» **PROBLEM**
The entries need to be copied exactly.

» **ENTRIES SHOWN**
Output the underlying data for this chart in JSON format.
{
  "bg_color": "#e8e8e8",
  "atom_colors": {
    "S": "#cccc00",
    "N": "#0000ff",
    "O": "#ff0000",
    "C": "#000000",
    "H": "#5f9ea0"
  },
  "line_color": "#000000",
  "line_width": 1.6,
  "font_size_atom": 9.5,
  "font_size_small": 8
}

» **SOLUTION TO THE EXERCISE**
Output the underlying data for this chart in JSON format.
{
  "bg_color": "#e8e8e8",
  "atom_colors": {
    "S": "#cccc00",
    "N": "#0000ff",
    "O": "#ff0000",
    "C": "#000000",
    "H": "#5f9ea0"
  },
  "line_color": "#000000",
  "line_width": 1.6,
  "font_size_atom": 9.5,
  "font_size_small": 8
}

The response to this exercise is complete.